- GIVEN INSTRUCTION: Reproduce the following records exactly from the line containing "Output the text content of this document." onward, ending with the last line and including it.
· · ·
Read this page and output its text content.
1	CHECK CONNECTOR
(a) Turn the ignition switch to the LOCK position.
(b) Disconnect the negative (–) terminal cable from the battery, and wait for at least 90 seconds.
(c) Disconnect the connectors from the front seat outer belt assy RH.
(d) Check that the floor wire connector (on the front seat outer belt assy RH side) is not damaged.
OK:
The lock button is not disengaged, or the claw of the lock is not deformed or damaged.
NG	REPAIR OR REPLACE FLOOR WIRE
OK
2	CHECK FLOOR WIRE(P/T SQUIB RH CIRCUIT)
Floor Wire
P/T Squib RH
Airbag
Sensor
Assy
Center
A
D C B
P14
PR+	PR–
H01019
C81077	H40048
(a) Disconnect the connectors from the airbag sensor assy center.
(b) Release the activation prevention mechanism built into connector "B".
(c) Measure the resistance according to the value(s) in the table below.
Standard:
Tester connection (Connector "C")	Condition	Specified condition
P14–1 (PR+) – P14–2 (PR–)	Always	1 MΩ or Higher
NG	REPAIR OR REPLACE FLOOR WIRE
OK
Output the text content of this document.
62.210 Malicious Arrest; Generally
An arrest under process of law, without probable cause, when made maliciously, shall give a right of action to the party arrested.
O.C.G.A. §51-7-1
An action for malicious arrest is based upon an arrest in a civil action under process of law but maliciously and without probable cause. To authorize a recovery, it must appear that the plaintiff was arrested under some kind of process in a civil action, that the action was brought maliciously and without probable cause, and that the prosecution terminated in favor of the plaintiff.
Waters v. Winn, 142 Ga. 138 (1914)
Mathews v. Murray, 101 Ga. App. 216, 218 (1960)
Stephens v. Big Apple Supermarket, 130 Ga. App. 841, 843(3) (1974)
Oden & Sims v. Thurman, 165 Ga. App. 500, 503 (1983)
· · ·
- PROBLEM SOLUTION:
Output the text content of this document.
62.210 Malicious Arrest; Generally
An arrest under process of law, without probable cause, when made maliciously, shall give a right of action to the party arrested.
O.C.G.A. §51-7-1
An action for malicious arrest is based upon an arrest in a civil action under process of law but maliciously and without probable cause. To authorize a recovery, it must appear that the plaintiff was arrested under some kind of process in a civil action, that the action was brought maliciously and without probable cause, and that the prosecution terminated in favor of the plaintiff.
Waters v. Winn, 142 Ga. 138 (1914)
Mathews v. Murray, 101 Ga. App. 216, 218 (1960)
Stephens v. Big Apple Supermarket, 130 Ga. App. 841, 843(3) (1974)
Oden & Sims v. Thurman, 165 Ga. App. 500, 503 (1983)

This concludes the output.